• [YOUR GOAL]
All the data should be repeated exactly. Any image in it is left out.

• [RECORDS TO USE]
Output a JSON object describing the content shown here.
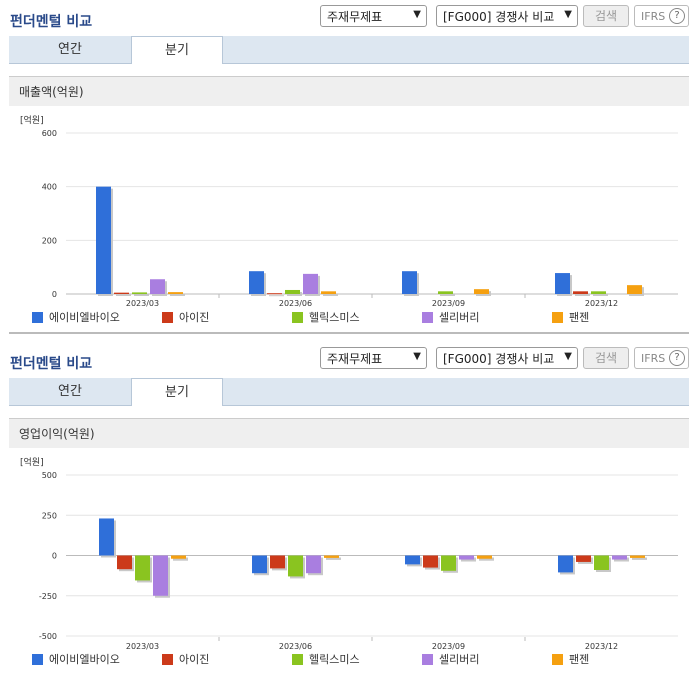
{
  "panels": [
    {
      "title": "펀더멘털 비교",
      "select_statement": "주재무제표",
      "select_compare": "[FG000] 경쟁사 비교",
      "search_label": "검색",
      "ifrs_label": "IFRS",
      "help_label": "?",
      "tabs": [
        "연간",
        "분기"
      ],
      "active_tab": "분기",
      "metric_title": "매출액(억원)"
    },
    {
      "title": "펀더멘털 비교",
      "select_statement": "주재무제표",
      "select_compare": "[FG000] 경쟁사 비교",
      "search_label": "검색",
      "ifrs_label": "IFRS",
      "help_label": "?",
      "tabs": [
        "연간",
        "분기"
      ],
      "active_tab": "분기",
      "metric_title": "영업이익(억원)"
    }
  ],
  "colors": {
    "에이비엘바이오": "#2f6fd9",
    "아이진": "#cc3a1a",
    "헬릭스미스": "#8ac420",
    "셀리버리": "#a97ee0",
    "팬젠": "#f5a010"
  },
  "chart_data": [
    {
      "type": "bar",
      "unit_label": "[억원]",
      "categories": [
        "2023/03",
        "2023/06",
        "2023/09",
        "2023/12"
      ],
      "ylim": [
        0,
        600
      ],
      "yticks": [
        0,
        200,
        400,
        600
      ],
      "grid": true,
      "legend_position": "bottom",
      "series": [
        {
          "name": "에이비엘바이오",
          "values": [
            400,
            85,
            85,
            78
          ]
        },
        {
          "name": "아이진",
          "values": [
            5,
            3,
            0,
            10
          ]
        },
        {
          "name": "헬릭스미스",
          "values": [
            6,
            15,
            10,
            10
          ]
        },
        {
          "name": "셀리버리",
          "values": [
            55,
            75,
            0,
            0
          ]
        },
        {
          "name": "팬젠",
          "values": [
            7,
            10,
            18,
            33
          ]
        }
      ]
    },
    {
      "type": "bar",
      "unit_label": "[억원]",
      "categories": [
        "2023/03",
        "2023/06",
        "2023/09",
        "2023/12"
      ],
      "ylim": [
        -500,
        500
      ],
      "yticks": [
        -500,
        -250,
        0,
        250,
        500
      ],
      "grid": true,
      "legend_position": "bottom",
      "series": [
        {
          "name": "에이비엘바이오",
          "values": [
            230,
            -110,
            -55,
            -105
          ]
        },
        {
          "name": "아이진",
          "values": [
            -85,
            -80,
            -75,
            -40
          ]
        },
        {
          "name": "헬릭스미스",
          "values": [
            -155,
            -130,
            -95,
            -90
          ]
        },
        {
          "name": "셀리버리",
          "values": [
            -250,
            -110,
            -25,
            -25
          ]
        },
        {
          "name": "팬젠",
          "values": [
            -20,
            -15,
            -20,
            -15
          ]
        }
      ]
    }
  ]
}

• [RESPONSE TO THIS EXERCISE]
Output a JSON object describing the content shown here.
{
  "panels": [
    {
      "title": "펀더멘털 비교",
      "select_statement": "주재무제표",
      "select_compare": "[FG000] 경쟁사 비교",
      "search_label": "검색",
      "ifrs_label": "IFRS",
      "help_label": "?",
      "tabs": [
        "연간",
        "분기"
      ],
      "active_tab": "분기",
      "metric_title": "매출액(억원)"
    },
    {
      "title": "펀더멘털 비교",
      "select_statement": "주재무제표",
      "select_compare": "[FG000] 경쟁사 비교",
      "search_label": "검색",
      "ifrs_label": "IFRS",
      "help_label": "?",
      "tabs": [
        "연간",
        "분기"
      ],
      "active_tab": "분기",
      "metric_title": "영업이익(억원)"
    }
  ],
  "colors": {
    "에이비엘바이오": "#2f6fd9",
    "아이진": "#cc3a1a",
    "헬릭스미스": "#8ac420",
    "셀리버리": "#a97ee0",
    "팬젠": "#f5a010"
  },
  "chart_data": [
    {
      "type": "bar",
      "unit_label": "[억원]",
      "categories": [
        "2023/03",
        "2023/06",
        "2023/09",
        "2023/12"
      ],
      "ylim": [
        0,
        600
      ],
      "yticks": [
        0,
        200,
        400,
        600
      ],
      "grid": true,
      "legend_position": "bottom",
      "series": [
        {
          "name": "에이비엘바이오",
          "values": [
            400,
            85,
            85,
            78
          ]
        },
        {
          "name": "아이진",
          "values": [
            5,
            3,
            0,
            10
          ]
        },
        {
          "name": "헬릭스미스",
          "values": [
            6,
            15,
            10,
            10
          ]
        },
        {
          "name": "셀리버리",
          "values": [
            55,
            75,
            0,
            0
          ]
        },
        {
          "name": "팬젠",
          "values": [
            7,
            10,
            18,
            33
          ]
        }
      ]
    },
    {
      "type": "bar",
      "unit_label": "[억원]",
      "categories": [
        "2023/03",
        "2023/06",
        "2023/09",
        "2023/12"
      ],
      "ylim": [
        -500,
        500
      ],
      "yticks": [
        -500,
        -250,
        0,
        250,
        500
      ],
      "grid": true,
      "legend_position": "bottom",
      "series": [
        {
          "name": "에이비엘바이오",
          "values": [
            230,
            -110,
            -55,
            -105
          ]
        },
        {
          "name": "아이진",
          "values": [
            -85,
            -80,
            -75,
            -40
          ]
        },
        {
          "name": "헬릭스미스",
          "values": [
            -155,
            -130,
            -95,
            -90
          ]
        },
        {
          "name": "셀리버리",
          "values": [
            -250,
            -110,
            -25,
            -25
          ]
        },
        {
          "name": "팬젠",
          "values": [
            -20,
            -15,
            -20,
            -15
          ]
        }
      ]
    }
  ]
}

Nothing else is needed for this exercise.